_Extracted data entries_
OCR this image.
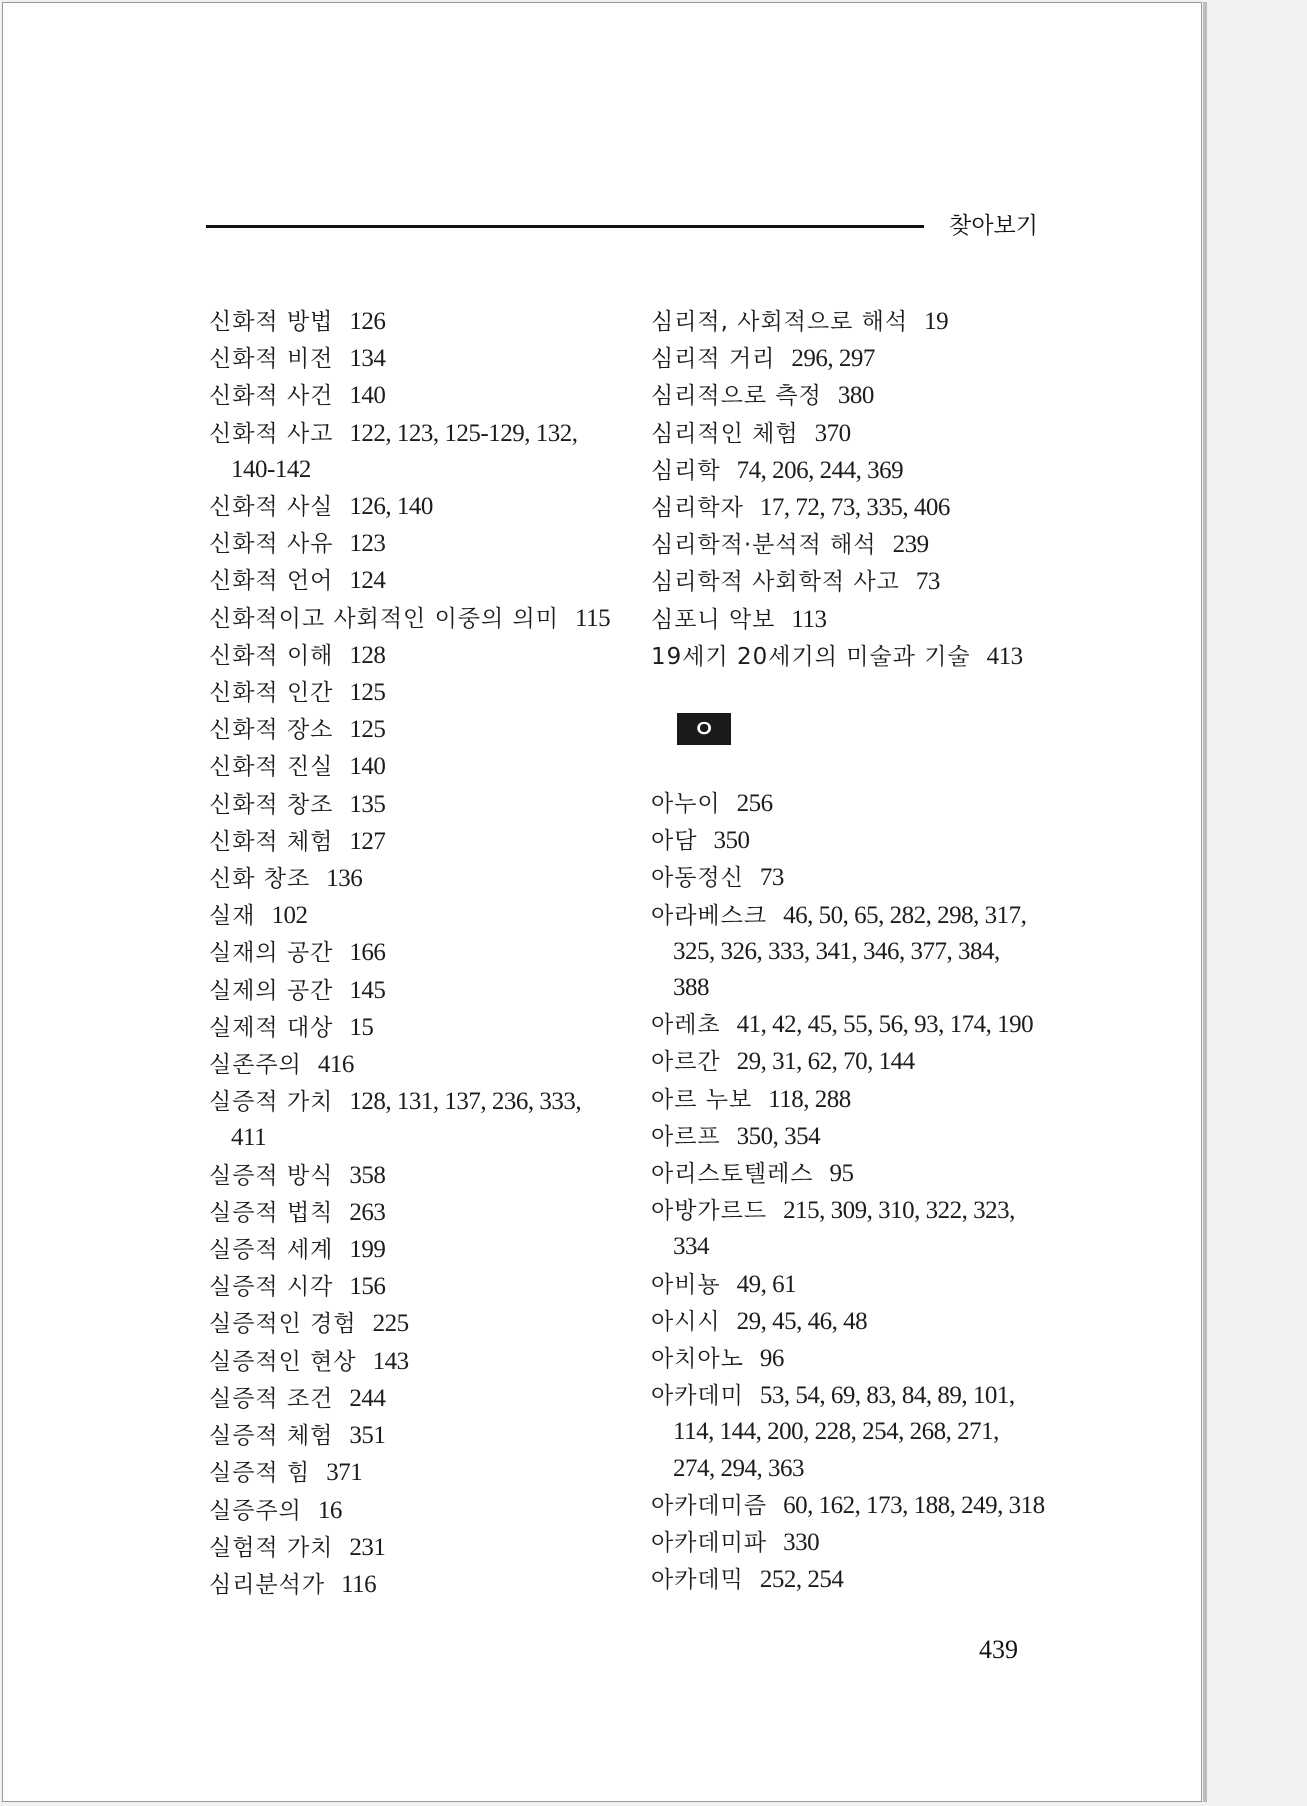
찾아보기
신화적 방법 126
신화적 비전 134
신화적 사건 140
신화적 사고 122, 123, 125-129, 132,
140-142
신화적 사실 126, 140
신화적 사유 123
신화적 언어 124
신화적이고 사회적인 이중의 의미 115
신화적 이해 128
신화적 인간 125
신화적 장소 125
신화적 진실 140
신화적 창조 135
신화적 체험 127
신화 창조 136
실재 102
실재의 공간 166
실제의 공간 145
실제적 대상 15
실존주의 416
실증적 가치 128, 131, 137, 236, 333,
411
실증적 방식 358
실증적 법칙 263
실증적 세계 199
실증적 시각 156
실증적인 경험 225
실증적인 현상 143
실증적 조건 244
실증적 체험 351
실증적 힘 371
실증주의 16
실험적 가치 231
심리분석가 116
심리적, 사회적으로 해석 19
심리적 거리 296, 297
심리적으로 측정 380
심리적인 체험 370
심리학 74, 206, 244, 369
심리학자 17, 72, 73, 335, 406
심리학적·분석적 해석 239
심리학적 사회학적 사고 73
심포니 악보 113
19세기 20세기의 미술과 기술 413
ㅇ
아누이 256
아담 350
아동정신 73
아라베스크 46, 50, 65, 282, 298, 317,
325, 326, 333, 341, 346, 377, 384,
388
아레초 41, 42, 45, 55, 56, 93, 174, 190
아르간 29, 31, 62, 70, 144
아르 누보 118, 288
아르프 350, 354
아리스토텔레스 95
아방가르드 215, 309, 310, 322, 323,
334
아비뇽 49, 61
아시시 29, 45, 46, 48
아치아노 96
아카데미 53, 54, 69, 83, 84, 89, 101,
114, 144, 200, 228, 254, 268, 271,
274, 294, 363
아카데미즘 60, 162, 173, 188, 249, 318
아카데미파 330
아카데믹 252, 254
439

_Instruction_
Give every record back exactly as it reads, with no images.

_Answer to the exercise_
OCR this image.
찾아보기
신화적 방법 126
신화적 비전 134
신화적 사건 140
신화적 사고 122, 123, 125-129, 132,
140-142
신화적 사실 126, 140
신화적 사유 123
신화적 언어 124
신화적이고 사회적인 이중의 의미 115
신화적 이해 128
신화적 인간 125
신화적 장소 125
신화적 진실 140
신화적 창조 135
신화적 체험 127
신화 창조 136
실재 102
실재의 공간 166
실제의 공간 145
실제적 대상 15
실존주의 416
실증적 가치 128, 131, 137, 236, 333,
411
실증적 방식 358
실증적 법칙 263
실증적 세계 199
실증적 시각 156
실증적인 경험 225
실증적인 현상 143
실증적 조건 244
실증적 체험 351
실증적 힘 371
실증주의 16
실험적 가치 231
심리분석가 116
심리적, 사회적으로 해석 19
심리적 거리 296, 297
심리적으로 측정 380
심리적인 체험 370
심리학 74, 206, 244, 369
심리학자 17, 72, 73, 335, 406
심리학적·분석적 해석 239
심리학적 사회학적 사고 73
심포니 악보 113
19세기 20세기의 미술과 기술 413
ㅇ
아누이 256
아담 350
아동정신 73
아라베스크 46, 50, 65, 282, 298, 317,
325, 326, 333, 341, 346, 377, 384,
388
아레초 41, 42, 45, 55, 56, 93, 174, 190
아르간 29, 31, 62, 70, 144
아르 누보 118, 288
아르프 350, 354
아리스토텔레스 95
아방가르드 215, 309, 310, 322, 323,
334
아비뇽 49, 61
아시시 29, 45, 46, 48
아치아노 96
아카데미 53, 54, 69, 83, 84, 89, 101,
114, 144, 200, 228, 254, 268, 271,
274, 294, 363
아카데미즘 60, 162, 173, 188, 249, 318
아카데미파 330
아카데믹 252, 254
439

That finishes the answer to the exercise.